> **CHALLENGE**
Transcribe the entries exactly; images are not part of the copy.

Items from a dataset
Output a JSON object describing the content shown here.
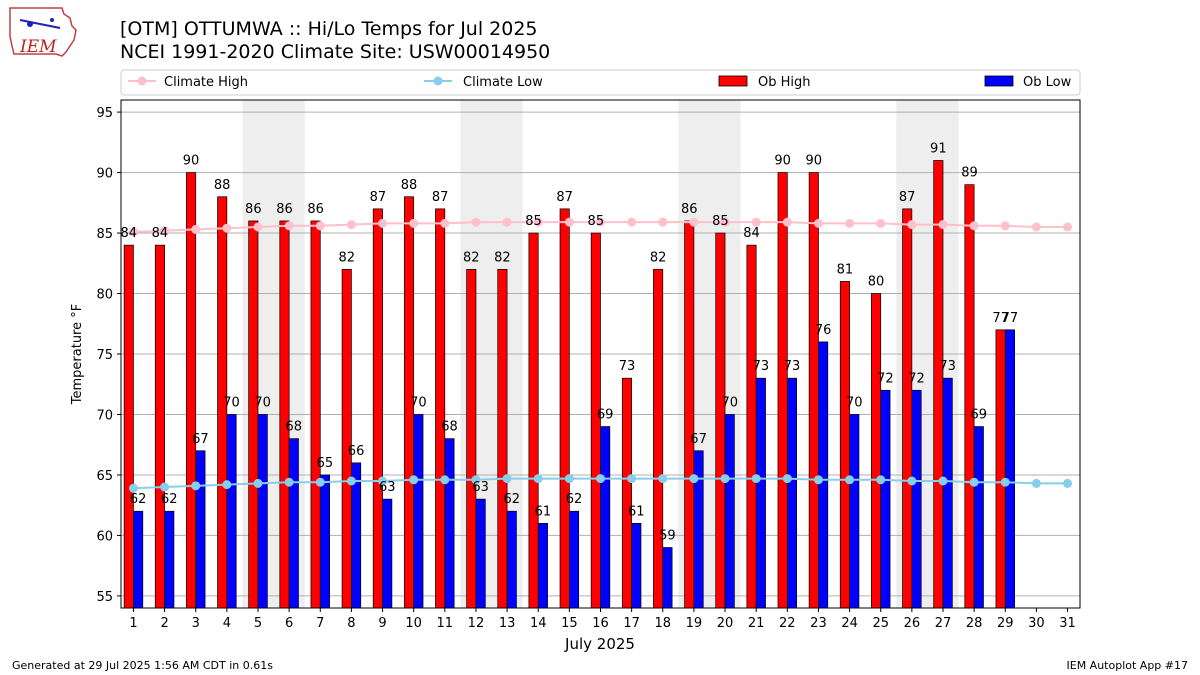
{
  "header": {
    "title": "[OTM] OTTUMWA :: Hi/Lo Temps for Jul 2025",
    "subtitle": "NCEI 1991-2020 Climate Site: USW00014950",
    "logo_text": "IEM"
  },
  "footer": {
    "left": "Generated at 29 Jul 2025 1:56 AM CDT in 0.61s",
    "right": "IEM Autoplot App #17"
  },
  "colors": {
    "ob_high": "#ff0000",
    "ob_low": "#0000ff",
    "climate_high": "#ffc0cb",
    "climate_low": "#87ceeb",
    "weekend_shade": "#eeeeee",
    "grid": "#b0b0b0"
  },
  "chart_data": {
    "type": "bar",
    "xlabel": "July 2025",
    "ylabel": "Temperature °F",
    "ylim": [
      54,
      96
    ],
    "yticks": [
      55,
      60,
      65,
      70,
      75,
      80,
      85,
      90,
      95
    ],
    "grid": "horizontal",
    "legend_position": "top",
    "x": [
      1,
      2,
      3,
      4,
      5,
      6,
      7,
      8,
      9,
      10,
      11,
      12,
      13,
      14,
      15,
      16,
      17,
      18,
      19,
      20,
      21,
      22,
      23,
      24,
      25,
      26,
      27,
      28,
      29,
      30,
      31
    ],
    "weekend_days": [
      5,
      6,
      12,
      13,
      19,
      20,
      26,
      27
    ],
    "series": [
      {
        "name": "Climate High",
        "kind": "line",
        "values": [
          85.1,
          85.2,
          85.3,
          85.4,
          85.5,
          85.6,
          85.6,
          85.7,
          85.8,
          85.8,
          85.8,
          85.9,
          85.9,
          85.9,
          85.9,
          85.9,
          85.9,
          85.9,
          85.9,
          85.9,
          85.9,
          85.9,
          85.8,
          85.8,
          85.8,
          85.7,
          85.7,
          85.6,
          85.6,
          85.5,
          85.5
        ]
      },
      {
        "name": "Climate Low",
        "kind": "line",
        "values": [
          63.9,
          64.0,
          64.1,
          64.2,
          64.3,
          64.4,
          64.4,
          64.5,
          64.5,
          64.6,
          64.6,
          64.6,
          64.7,
          64.7,
          64.7,
          64.7,
          64.7,
          64.7,
          64.7,
          64.7,
          64.7,
          64.7,
          64.6,
          64.6,
          64.6,
          64.5,
          64.5,
          64.4,
          64.4,
          64.3,
          64.3
        ]
      },
      {
        "name": "Ob High",
        "kind": "bar",
        "values": [
          84,
          84,
          90,
          88,
          86,
          86,
          86,
          82,
          87,
          88,
          87,
          82,
          82,
          85,
          87,
          85,
          73,
          82,
          86,
          85,
          84,
          90,
          90,
          81,
          80,
          87,
          91,
          89,
          77,
          null,
          null
        ]
      },
      {
        "name": "Ob Low",
        "kind": "bar",
        "values": [
          62,
          62,
          67,
          70,
          70,
          68,
          65,
          66,
          63,
          70,
          68,
          63,
          62,
          61,
          62,
          69,
          61,
          59,
          67,
          70,
          73,
          73,
          76,
          70,
          72,
          72,
          73,
          69,
          77,
          null,
          null
        ]
      }
    ]
  }
}
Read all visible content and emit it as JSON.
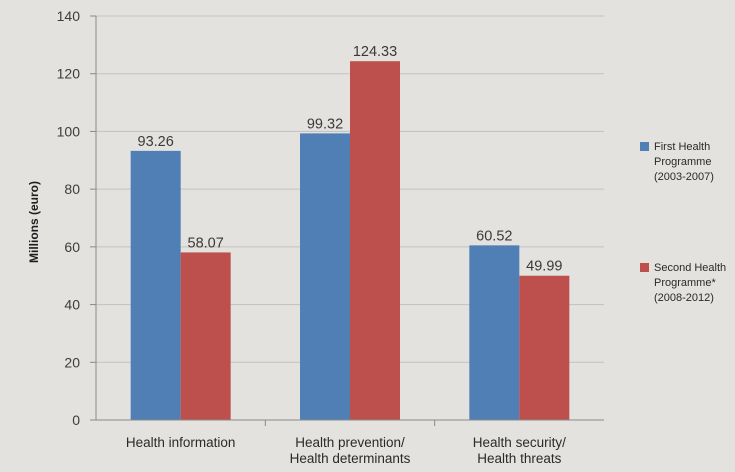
{
  "chart_data": {
    "type": "bar",
    "categories": [
      [
        "Health information"
      ],
      [
        "Health prevention/",
        "Health determinants"
      ],
      [
        "Health security/",
        "Health threats"
      ]
    ],
    "series": [
      {
        "name": "First Health Programme (2003-2007)",
        "legend_lines": [
          "First Health",
          "Programme",
          "(2003-2007)"
        ],
        "color": "#4f7fb4",
        "values": [
          93.26,
          99.32,
          60.52
        ],
        "labels": [
          "93.26",
          "99.32",
          "60.52"
        ]
      },
      {
        "name": "Second Health Programme* (2008-2012)",
        "legend_lines": [
          "Second Health",
          "Programme*",
          "(2008-2012)"
        ],
        "color": "#bd4f4c",
        "values": [
          58.07,
          124.33,
          49.99
        ],
        "labels": [
          "58.07",
          "124.33",
          "49.99"
        ]
      }
    ],
    "title": "",
    "xlabel": "",
    "ylabel": "Millions (euro)",
    "ylim": [
      0,
      140
    ],
    "yticks": [
      0,
      20,
      40,
      60,
      80,
      100,
      120,
      140
    ],
    "grid": true,
    "legend_position": "right"
  }
}
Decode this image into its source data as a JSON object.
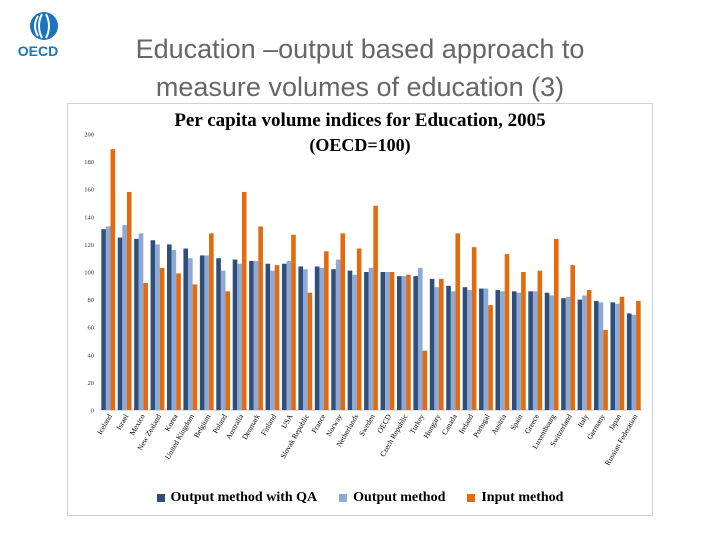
{
  "slide": {
    "title_line1": "Education –output based approach to",
    "title_line2": "measure volumes of education (3)",
    "logo_text": "OECD"
  },
  "colors": {
    "qa": "#2f4f7a",
    "output": "#8ea9d4",
    "input": "#e26b10",
    "logo_blue": "#1b75bb"
  },
  "chart_data": {
    "type": "bar",
    "title": "Per capita volume indices for Education, 2005",
    "subtitle": "(OECD=100)",
    "ylim": [
      0,
      200
    ],
    "yticks": [
      0,
      20,
      40,
      60,
      80,
      100,
      120,
      140,
      160,
      180,
      200
    ],
    "grid": false,
    "legend_position": "bottom",
    "categories": [
      "Iceland",
      "Israel",
      "Mexico",
      "New Zealand",
      "Korea",
      "United Kingdom",
      "Belgium",
      "Poland",
      "Australia",
      "Denmark",
      "Finland",
      "USA",
      "Slovak Republic",
      "France",
      "Norway",
      "Netherlands",
      "Sweden",
      "OECD",
      "Czech Republic",
      "Turkey",
      "Hungary",
      "Canada",
      "Ireland",
      "Portugal",
      "Austria",
      "Spain",
      "Greece",
      "Luxembourg",
      "Switzerland",
      "Italy",
      "Germany",
      "Japan",
      "Russian Federation"
    ],
    "series": [
      {
        "name": "Output method with QA",
        "values": [
          131,
          125,
          124,
          123,
          120,
          117,
          112,
          110,
          109,
          108,
          106,
          106,
          104,
          104,
          102,
          101,
          100,
          100,
          97,
          97,
          95,
          90,
          89,
          88,
          87,
          86,
          86,
          85,
          81,
          80,
          79,
          78,
          70
        ]
      },
      {
        "name": "Output method",
        "values": [
          133,
          134,
          128,
          120,
          116,
          110,
          112,
          101,
          106,
          108,
          101,
          108,
          102,
          103,
          109,
          98,
          103,
          100,
          97,
          103,
          89,
          86,
          87,
          88,
          86,
          85,
          86,
          83,
          82,
          83,
          78,
          77,
          69
        ]
      },
      {
        "name": "Input method",
        "values": [
          189,
          158,
          92,
          103,
          99,
          91,
          128,
          86,
          158,
          133,
          105,
          127,
          85,
          115,
          128,
          117,
          148,
          100,
          98,
          43,
          95,
          128,
          118,
          76,
          113,
          100,
          101,
          124,
          105,
          87,
          58,
          82,
          79
        ]
      }
    ]
  }
}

> **CORRECT ANSWER**
Output a JSON object describing the content shown here.
{
  "header": {
    "title": "[OTM] OTTUMWA :: Hi/Lo Temps for Jul 2025",
    "subtitle": "NCEI 1991-2020 Climate Site: USW00014950",
    "logo_text": "IEM"
  },
  "footer": {
    "left": "Generated at 29 Jul 2025 1:56 AM CDT in 0.61s",
    "right": "IEM Autoplot App #17"
  },
  "colors": {
    "ob_high": "#ff0000",
    "ob_low": "#0000ff",
    "climate_high": "#ffc0cb",
    "climate_low": "#87ceeb",
    "weekend_shade": "#eeeeee",
    "grid": "#b0b0b0"
  },
  "chart_data": {
    "type": "bar",
    "xlabel": "July 2025",
    "ylabel": "Temperature °F",
    "ylim": [
      54,
      96
    ],
    "yticks": [
      55,
      60,
      65,
      70,
      75,
      80,
      85,
      90,
      95
    ],
    "grid": "horizontal",
    "legend_position": "top",
    "x": [
      1,
      2,
      3,
      4,
      5,
      6,
      7,
      8,
      9,
      10,
      11,
      12,
      13,
      14,
      15,
      16,
      17,
      18,
      19,
      20,
      21,
      22,
      23,
      24,
      25,
      26,
      27,
      28,
      29,
      30,
      31
    ],
    "weekend_days": [
      5,
      6,
      12,
      13,
      19,
      20,
      26,
      27
    ],
    "series": [
      {
        "name": "Climate High",
        "kind": "line",
        "values": [
          85.1,
          85.2,
          85.3,
          85.4,
          85.5,
          85.6,
          85.6,
          85.7,
          85.8,
          85.8,
          85.8,
          85.9,
          85.9,
          85.9,
          85.9,
          85.9,
          85.9,
          85.9,
          85.9,
          85.9,
          85.9,
          85.9,
          85.8,
          85.8,
          85.8,
          85.7,
          85.7,
          85.6,
          85.6,
          85.5,
          85.5
        ]
      },
      {
        "name": "Climate Low",
        "kind": "line",
        "values": [
          63.9,
          64.0,
          64.1,
          64.2,
          64.3,
          64.4,
          64.4,
          64.5,
          64.5,
          64.6,
          64.6,
          64.6,
          64.7,
          64.7,
          64.7,
          64.7,
          64.7,
          64.7,
          64.7,
          64.7,
          64.7,
          64.7,
          64.6,
          64.6,
          64.6,
          64.5,
          64.5,
          64.4,
          64.4,
          64.3,
          64.3
        ]
      },
      {
        "name": "Ob High",
        "kind": "bar",
        "values": [
          84,
          84,
          90,
          88,
          86,
          86,
          86,
          82,
          87,
          88,
          87,
          82,
          82,
          85,
          87,
          85,
          73,
          82,
          86,
          85,
          84,
          90,
          90,
          81,
          80,
          87,
          91,
          89,
          77,
          null,
          null
        ]
      },
      {
        "name": "Ob Low",
        "kind": "bar",
        "values": [
          62,
          62,
          67,
          70,
          70,
          68,
          65,
          66,
          63,
          70,
          68,
          63,
          62,
          61,
          62,
          69,
          61,
          59,
          67,
          70,
          73,
          73,
          76,
          70,
          72,
          72,
          73,
          69,
          77,
          null,
          null
        ]
      }
    ]
  }
}
Read all visible content and emit it as JSON.
{
  "chart_data": {
    "type": "bar",
    "categories": [
      [
        "Health information"
      ],
      [
        "Health prevention/",
        "Health determinants"
      ],
      [
        "Health security/",
        "Health threats"
      ]
    ],
    "series": [
      {
        "name": "First Health Programme (2003-2007)",
        "legend_lines": [
          "First Health",
          "Programme",
          "(2003-2007)"
        ],
        "color": "#4f7fb4",
        "values": [
          93.26,
          99.32,
          60.52
        ],
        "labels": [
          "93.26",
          "99.32",
          "60.52"
        ]
      },
      {
        "name": "Second Health Programme* (2008-2012)",
        "legend_lines": [
          "Second Health",
          "Programme*",
          "(2008-2012)"
        ],
        "color": "#bd4f4c",
        "values": [
          58.07,
          124.33,
          49.99
        ],
        "labels": [
          "58.07",
          "124.33",
          "49.99"
        ]
      }
    ],
    "title": "",
    "xlabel": "",
    "ylabel": "Millions (euro)",
    "ylim": [
      0,
      140
    ],
    "yticks": [
      0,
      20,
      40,
      60,
      80,
      100,
      120,
      140
    ],
    "grid": true,
    "legend_position": "right"
  }
}
Decode this image into its source data as a JSON object.
{
  "slide": {
    "title_line1": "Education –output based approach to",
    "title_line2": "measure volumes of education (3)",
    "logo_text": "OECD"
  },
  "colors": {
    "qa": "#2f4f7a",
    "output": "#8ea9d4",
    "input": "#e26b10",
    "logo_blue": "#1b75bb"
  },
  "chart_data": {
    "type": "bar",
    "title": "Per capita volume indices for Education, 2005",
    "subtitle": "(OECD=100)",
    "ylim": [
      0,
      200
    ],
    "yticks": [
      0,
      20,
      40,
      60,
      80,
      100,
      120,
      140,
      160,
      180,
      200
    ],
    "grid": false,
    "legend_position": "bottom",
    "categories": [
      "Iceland",
      "Israel",
      "Mexico",
      "New Zealand",
      "Korea",
      "United Kingdom",
      "Belgium",
      "Poland",
      "Australia",
      "Denmark",
      "Finland",
      "USA",
      "Slovak Republic",
      "France",
      "Norway",
      "Netherlands",
      "Sweden",
      "OECD",
      "Czech Republic",
      "Turkey",
      "Hungary",
      "Canada",
      "Ireland",
      "Portugal",
      "Austria",
      "Spain",
      "Greece",
      "Luxembourg",
      "Switzerland",
      "Italy",
      "Germany",
      "Japan",
      "Russian Federation"
    ],
    "series": [
      {
        "name": "Output method with QA",
        "values": [
          131,
          125,
          124,
          123,
          120,
          117,
          112,
          110,
          109,
          108,
          106,
          106,
          104,
          104,
          102,
          101,
          100,
          100,
          97,
          97,
          95,
          90,
          89,
          88,
          87,
          86,
          86,
          85,
          81,
          80,
          79,
          78,
          70
        ]
      },
      {
        "name": "Output method",
        "values": [
          133,
          134,
          128,
          120,
          116,
          110,
          112,
          101,
          106,
          108,
          101,
          108,
          102,
          103,
          109,
          98,
          103,
          100,
          97,
          103,
          89,
          86,
          87,
          88,
          86,
          85,
          86,
          83,
          82,
          83,
          78,
          77,
          69
        ]
      },
      {
        "name": "Input method",
        "values": [
          189,
          158,
          92,
          103,
          99,
          91,
          128,
          86,
          158,
          133,
          105,
          127,
          85,
          115,
          128,
          117,
          148,
          100,
          98,
          43,
          95,
          128,
          118,
          76,
          113,
          100,
          101,
          124,
          105,
          87,
          58,
          82,
          79
        ]
      }
    ]
  }
}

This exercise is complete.